§ **Your instructions**
All entries below need to be written out exactly, but without their pictures.
**** Exercise input ****
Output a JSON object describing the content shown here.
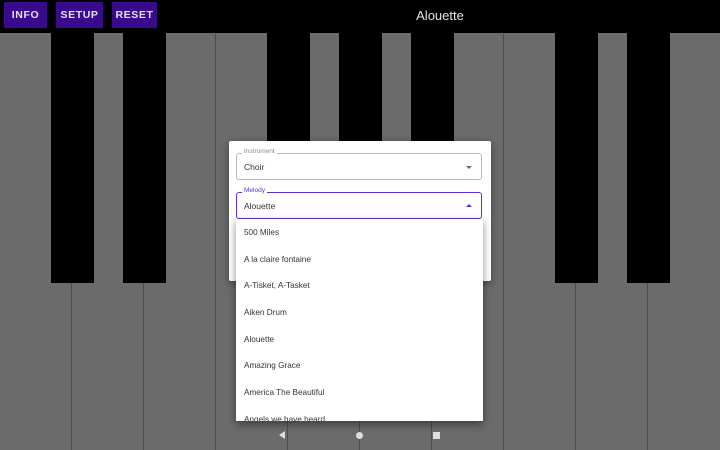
{
  "toolbar": {
    "info_label": "INFO",
    "setup_label": "SETUP",
    "reset_label": "RESET"
  },
  "song_title": "Alouette",
  "colors": {
    "toolbar_button": "#3a0a8c",
    "accent": "#5e2ed8",
    "white_key": "#6b6b6b",
    "black_key": "#000000"
  },
  "dialog": {
    "instrument": {
      "label": "Instrument",
      "value": "Choir"
    },
    "melody": {
      "label": "Melody",
      "value": "Alouette"
    }
  },
  "melody_options": [
    "500 Miles",
    "A la claire fontaine",
    "A-Tisket, A-Tasket",
    "Aiken Drum",
    "Alouette",
    "Amazing Grace",
    "America The Beautiful",
    "Angels we have heard"
  ],
  "navbar": {
    "back_icon": "back-triangle-icon",
    "home_icon": "home-circle-icon",
    "recent_icon": "recents-square-icon"
  }
}
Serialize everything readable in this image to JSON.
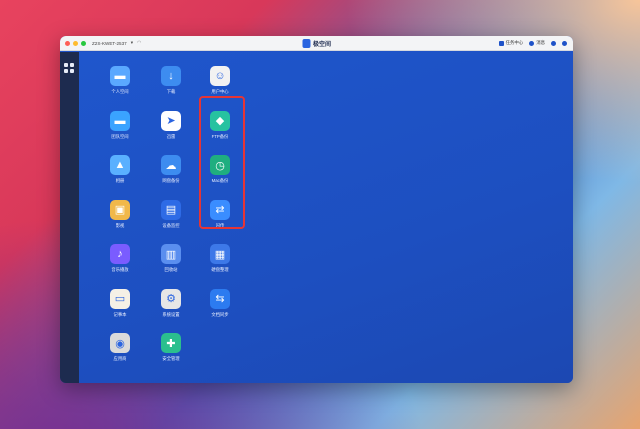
{
  "titlebar": {
    "device_name": "Z2S-KWET-2537",
    "device_caret": "▾",
    "wifi_icon": "wifi-icon",
    "brand": "极空间",
    "task_center": "任务中心",
    "notifications": "消息"
  },
  "desktop_apps": [
    {
      "label": "个人空间",
      "icon": "folder-icon"
    },
    {
      "label": "下载",
      "icon": "download-icon"
    },
    {
      "label": "用户中心",
      "icon": "user-icon"
    },
    {
      "label": "团队空间",
      "icon": "team-folder-icon"
    },
    {
      "label": "迅雷",
      "icon": "thunder-icon"
    },
    {
      "label": "FTP备份",
      "icon": "ftp-icon"
    },
    {
      "label": "相册",
      "icon": "photos-icon"
    },
    {
      "label": "网盘备份",
      "icon": "cloud-upload-icon"
    },
    {
      "label": "Mac备份",
      "icon": "time-machine-icon"
    },
    {
      "label": "影视",
      "icon": "film-icon"
    },
    {
      "label": "设备监控",
      "icon": "monitor-chart-icon"
    },
    {
      "label": "闪传",
      "icon": "flash-transfer-icon"
    },
    {
      "label": "音乐播放",
      "icon": "music-icon"
    },
    {
      "label": "回收站",
      "icon": "trash-icon"
    },
    {
      "label": "硬盘整理",
      "icon": "disk-icon"
    },
    {
      "label": "记事本",
      "icon": "notepad-icon"
    },
    {
      "label": "系统设置",
      "icon": "settings-icon"
    },
    {
      "label": "文档同步",
      "icon": "sync-icon"
    },
    {
      "label": "应用商",
      "icon": "app-store-icon"
    },
    {
      "label": "安全管理",
      "icon": "shield-icon"
    }
  ],
  "colors": {
    "accent": "#1e52c8",
    "sidebar": "#1d2b4f",
    "highlight": "#e53535"
  }
}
****
§ **Solution below**
Output a JSON object describing the content shown here.
{
  "toolbar": {
    "info_label": "INFO",
    "setup_label": "SETUP",
    "reset_label": "RESET"
  },
  "song_title": "Alouette",
  "colors": {
    "toolbar_button": "#3a0a8c",
    "accent": "#5e2ed8",
    "white_key": "#6b6b6b",
    "black_key": "#000000"
  },
  "dialog": {
    "instrument": {
      "label": "Instrument",
      "value": "Choir"
    },
    "melody": {
      "label": "Melody",
      "value": "Alouette"
    }
  },
  "melody_options": [
    "500 Miles",
    "A la claire fontaine",
    "A-Tisket, A-Tasket",
    "Aiken Drum",
    "Alouette",
    "Amazing Grace",
    "America The Beautiful",
    "Angels we have heard"
  ],
  "navbar": {
    "back_icon": "back-triangle-icon",
    "home_icon": "home-circle-icon",
    "recent_icon": "recents-square-icon"
  }
}
Serialize everything readable in this image to JSON.
{
  "titlebar": {
    "device_name": "Z2S-KWET-2537",
    "device_caret": "▾",
    "wifi_icon": "wifi-icon",
    "brand": "极空间",
    "task_center": "任务中心",
    "notifications": "消息"
  },
  "desktop_apps": [
    {
      "label": "个人空间",
      "icon": "folder-icon"
    },
    {
      "label": "下载",
      "icon": "download-icon"
    },
    {
      "label": "用户中心",
      "icon": "user-icon"
    },
    {
      "label": "团队空间",
      "icon": "team-folder-icon"
    },
    {
      "label": "迅雷",
      "icon": "thunder-icon"
    },
    {
      "label": "FTP备份",
      "icon": "ftp-icon"
    },
    {
      "label": "相册",
      "icon": "photos-icon"
    },
    {
      "label": "网盘备份",
      "icon": "cloud-upload-icon"
    },
    {
      "label": "Mac备份",
      "icon": "time-machine-icon"
    },
    {
      "label": "影视",
      "icon": "film-icon"
    },
    {
      "label": "设备监控",
      "icon": "monitor-chart-icon"
    },
    {
      "label": "闪传",
      "icon": "flash-transfer-icon"
    },
    {
      "label": "音乐播放",
      "icon": "music-icon"
    },
    {
      "label": "回收站",
      "icon": "trash-icon"
    },
    {
      "label": "硬盘整理",
      "icon": "disk-icon"
    },
    {
      "label": "记事本",
      "icon": "notepad-icon"
    },
    {
      "label": "系统设置",
      "icon": "settings-icon"
    },
    {
      "label": "文档同步",
      "icon": "sync-icon"
    },
    {
      "label": "应用商",
      "icon": "app-store-icon"
    },
    {
      "label": "安全管理",
      "icon": "shield-icon"
    }
  ],
  "colors": {
    "accent": "#1e52c8",
    "sidebar": "#1d2b4f",
    "highlight": "#e53535"
  }
}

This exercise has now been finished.